** Start of Data shown **

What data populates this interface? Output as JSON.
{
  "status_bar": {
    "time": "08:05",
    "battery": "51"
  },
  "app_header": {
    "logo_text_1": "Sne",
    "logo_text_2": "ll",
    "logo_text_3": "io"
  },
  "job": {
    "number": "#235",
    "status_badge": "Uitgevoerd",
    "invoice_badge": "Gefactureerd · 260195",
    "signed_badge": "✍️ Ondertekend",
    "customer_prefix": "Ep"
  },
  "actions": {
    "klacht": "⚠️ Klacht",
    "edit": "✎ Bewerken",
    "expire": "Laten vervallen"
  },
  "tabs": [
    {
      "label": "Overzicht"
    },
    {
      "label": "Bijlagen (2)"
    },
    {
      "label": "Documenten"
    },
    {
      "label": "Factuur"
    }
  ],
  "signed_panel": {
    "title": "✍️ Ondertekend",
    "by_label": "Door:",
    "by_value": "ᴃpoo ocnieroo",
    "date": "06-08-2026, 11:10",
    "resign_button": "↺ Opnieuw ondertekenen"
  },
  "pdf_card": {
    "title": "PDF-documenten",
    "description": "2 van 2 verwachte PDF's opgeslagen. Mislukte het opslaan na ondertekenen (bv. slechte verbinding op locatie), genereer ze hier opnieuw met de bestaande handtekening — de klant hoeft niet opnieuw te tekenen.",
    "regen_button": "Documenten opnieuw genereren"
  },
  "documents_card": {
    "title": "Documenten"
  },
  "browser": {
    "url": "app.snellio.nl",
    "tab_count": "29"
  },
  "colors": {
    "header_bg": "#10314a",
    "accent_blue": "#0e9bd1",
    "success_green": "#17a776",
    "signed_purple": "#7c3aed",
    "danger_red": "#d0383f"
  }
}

** End of Data shown **

> **Problem statement**: Word for word, extract all the records.

> **Written response**:
What data populates this interface? Output as JSON.
{
  "status_bar": {
    "time": "08:05",
    "battery": "51"
  },
  "app_header": {
    "logo_text_1": "Sne",
    "logo_text_2": "ll",
    "logo_text_3": "io"
  },
  "job": {
    "number": "#235",
    "status_badge": "Uitgevoerd",
    "invoice_badge": "Gefactureerd · 260195",
    "signed_badge": "✍️ Ondertekend",
    "customer_prefix": "Ep"
  },
  "actions": {
    "klacht": "⚠️ Klacht",
    "edit": "✎ Bewerken",
    "expire": "Laten vervallen"
  },
  "tabs": [
    {
      "label": "Overzicht"
    },
    {
      "label": "Bijlagen (2)"
    },
    {
      "label": "Documenten"
    },
    {
      "label": "Factuur"
    }
  ],
  "signed_panel": {
    "title": "✍️ Ondertekend",
    "by_label": "Door:",
    "by_value": "ᴃpoo ocnieroo",
    "date": "06-08-2026, 11:10",
    "resign_button": "↺ Opnieuw ondertekenen"
  },
  "pdf_card": {
    "title": "PDF-documenten",
    "description": "2 van 2 verwachte PDF's opgeslagen. Mislukte het opslaan na ondertekenen (bv. slechte verbinding op locatie), genereer ze hier opnieuw met de bestaande handtekening — de klant hoeft niet opnieuw te tekenen.",
    "regen_button": "Documenten opnieuw genereren"
  },
  "documents_card": {
    "title": "Documenten"
  },
  "browser": {
    "url": "app.snellio.nl",
    "tab_count": "29"
  },
  "colors": {
    "header_bg": "#10314a",
    "accent_blue": "#0e9bd1",
    "success_green": "#17a776",
    "signed_purple": "#7c3aed",
    "danger_red": "#d0383f"
  }
}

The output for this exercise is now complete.